SUPPLIED ENTRIES:
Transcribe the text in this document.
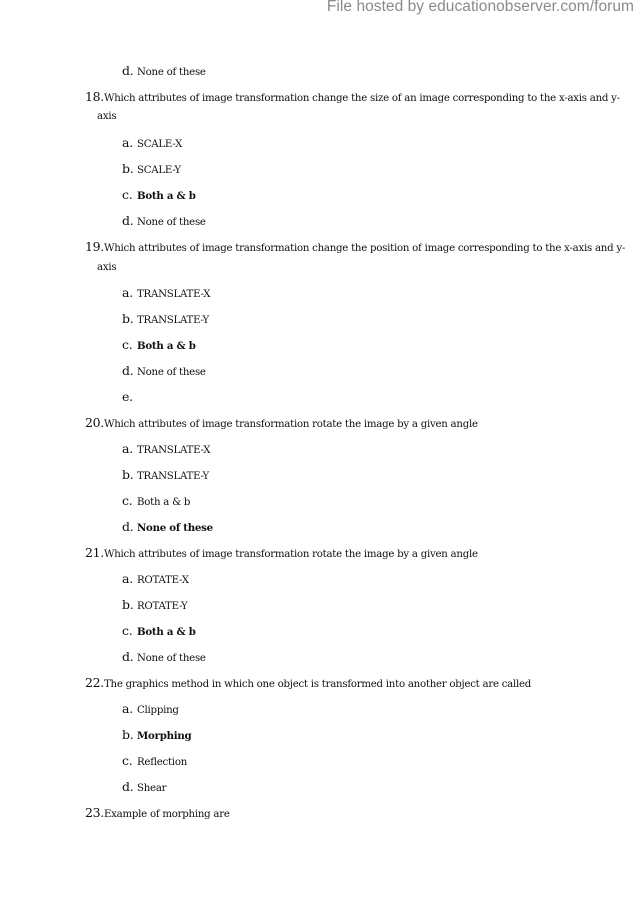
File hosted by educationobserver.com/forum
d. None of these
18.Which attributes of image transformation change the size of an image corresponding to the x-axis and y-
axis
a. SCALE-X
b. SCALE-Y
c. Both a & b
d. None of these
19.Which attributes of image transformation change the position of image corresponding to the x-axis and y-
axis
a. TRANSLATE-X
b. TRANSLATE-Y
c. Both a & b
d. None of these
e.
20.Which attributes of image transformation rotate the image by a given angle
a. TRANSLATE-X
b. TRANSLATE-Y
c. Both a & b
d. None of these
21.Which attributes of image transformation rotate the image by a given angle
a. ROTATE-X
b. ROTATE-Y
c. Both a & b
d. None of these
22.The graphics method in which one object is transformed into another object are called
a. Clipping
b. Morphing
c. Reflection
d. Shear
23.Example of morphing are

TO BE DONE:
Every entry must be written out exactly, with all pictures left out.

SOLUTION FOR THIS EXERCISE:
Transcribe the text in this document.
File hosted by educationobserver.com/forum
d. None of these
18.Which attributes of image transformation change the size of an image corresponding to the x-axis and y-
axis
a. SCALE-X
b. SCALE-Y
c. Both a & b
d. None of these
19.Which attributes of image transformation change the position of image corresponding to the x-axis and y-
axis
a. TRANSLATE-X
b. TRANSLATE-Y
c. Both a & b
d. None of these
e.
20.Which attributes of image transformation rotate the image by a given angle
a. TRANSLATE-X
b. TRANSLATE-Y
c. Both a & b
d. None of these
21.Which attributes of image transformation rotate the image by a given angle
a. ROTATE-X
b. ROTATE-Y
c. Both a & b
d. None of these
22.The graphics method in which one object is transformed into another object are called
a. Clipping
b. Morphing
c. Reflection
d. Shear
23.Example of morphing are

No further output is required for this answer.